*TASK INSTRUCTIONS*: Find every line of the listing below where "color" appears, and copy it.
------------------------------------------------
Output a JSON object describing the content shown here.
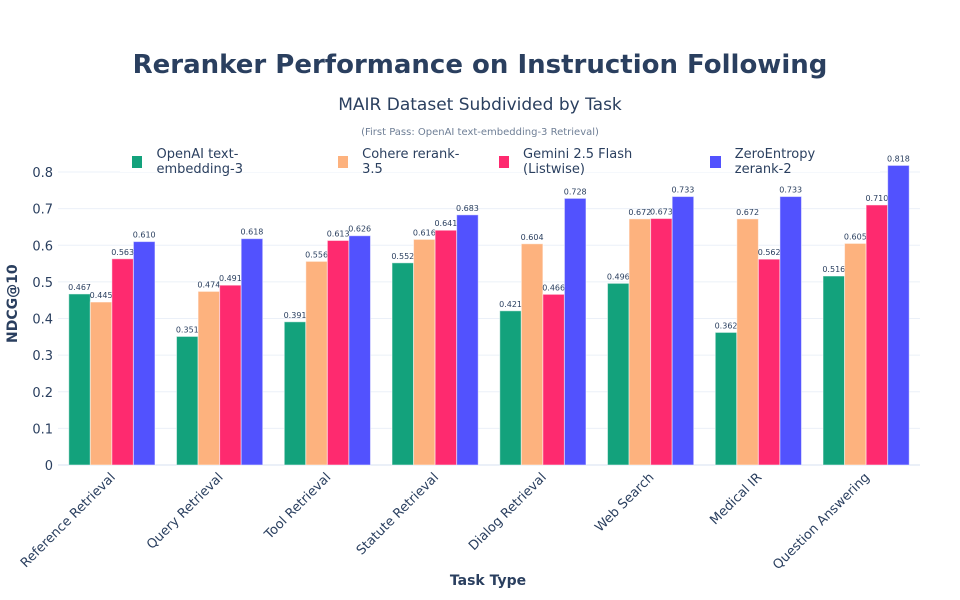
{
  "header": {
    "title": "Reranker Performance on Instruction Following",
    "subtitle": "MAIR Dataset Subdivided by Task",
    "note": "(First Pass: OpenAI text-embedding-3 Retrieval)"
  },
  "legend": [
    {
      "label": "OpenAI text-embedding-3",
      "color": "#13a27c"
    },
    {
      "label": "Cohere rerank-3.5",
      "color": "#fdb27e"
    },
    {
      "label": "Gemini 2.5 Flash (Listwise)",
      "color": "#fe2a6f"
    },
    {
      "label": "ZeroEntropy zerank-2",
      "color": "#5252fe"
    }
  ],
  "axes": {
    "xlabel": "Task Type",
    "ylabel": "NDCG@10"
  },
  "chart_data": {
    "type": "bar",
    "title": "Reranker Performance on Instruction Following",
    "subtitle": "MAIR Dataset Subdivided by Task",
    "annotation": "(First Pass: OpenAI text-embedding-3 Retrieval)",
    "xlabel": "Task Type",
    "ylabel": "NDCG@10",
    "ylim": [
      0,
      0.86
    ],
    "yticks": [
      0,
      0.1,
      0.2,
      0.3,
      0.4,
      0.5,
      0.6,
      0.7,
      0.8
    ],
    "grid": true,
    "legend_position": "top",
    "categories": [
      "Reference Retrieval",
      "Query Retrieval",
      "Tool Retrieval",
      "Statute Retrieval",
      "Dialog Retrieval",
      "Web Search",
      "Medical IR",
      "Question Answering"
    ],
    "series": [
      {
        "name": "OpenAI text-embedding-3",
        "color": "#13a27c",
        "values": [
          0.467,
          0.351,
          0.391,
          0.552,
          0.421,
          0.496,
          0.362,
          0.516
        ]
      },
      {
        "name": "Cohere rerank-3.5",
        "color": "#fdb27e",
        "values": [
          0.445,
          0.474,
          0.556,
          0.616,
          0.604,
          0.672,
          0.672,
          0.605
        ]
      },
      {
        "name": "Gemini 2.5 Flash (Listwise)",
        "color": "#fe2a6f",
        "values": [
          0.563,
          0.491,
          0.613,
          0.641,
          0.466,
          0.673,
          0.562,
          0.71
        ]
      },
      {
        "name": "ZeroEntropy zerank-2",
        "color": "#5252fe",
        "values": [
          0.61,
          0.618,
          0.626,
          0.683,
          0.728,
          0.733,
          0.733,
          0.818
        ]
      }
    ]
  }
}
------------------------------------------------
*TASK RESPONSE*:
      "color": "#13a27c"
      "color": "#fdb27e"
      "color": "#fe2a6f"
      "color": "#5252fe"
        "color": "#13a27c",
        "color": "#fdb27e",
        "color": "#fe2a6f",
        "color": "#5252fe",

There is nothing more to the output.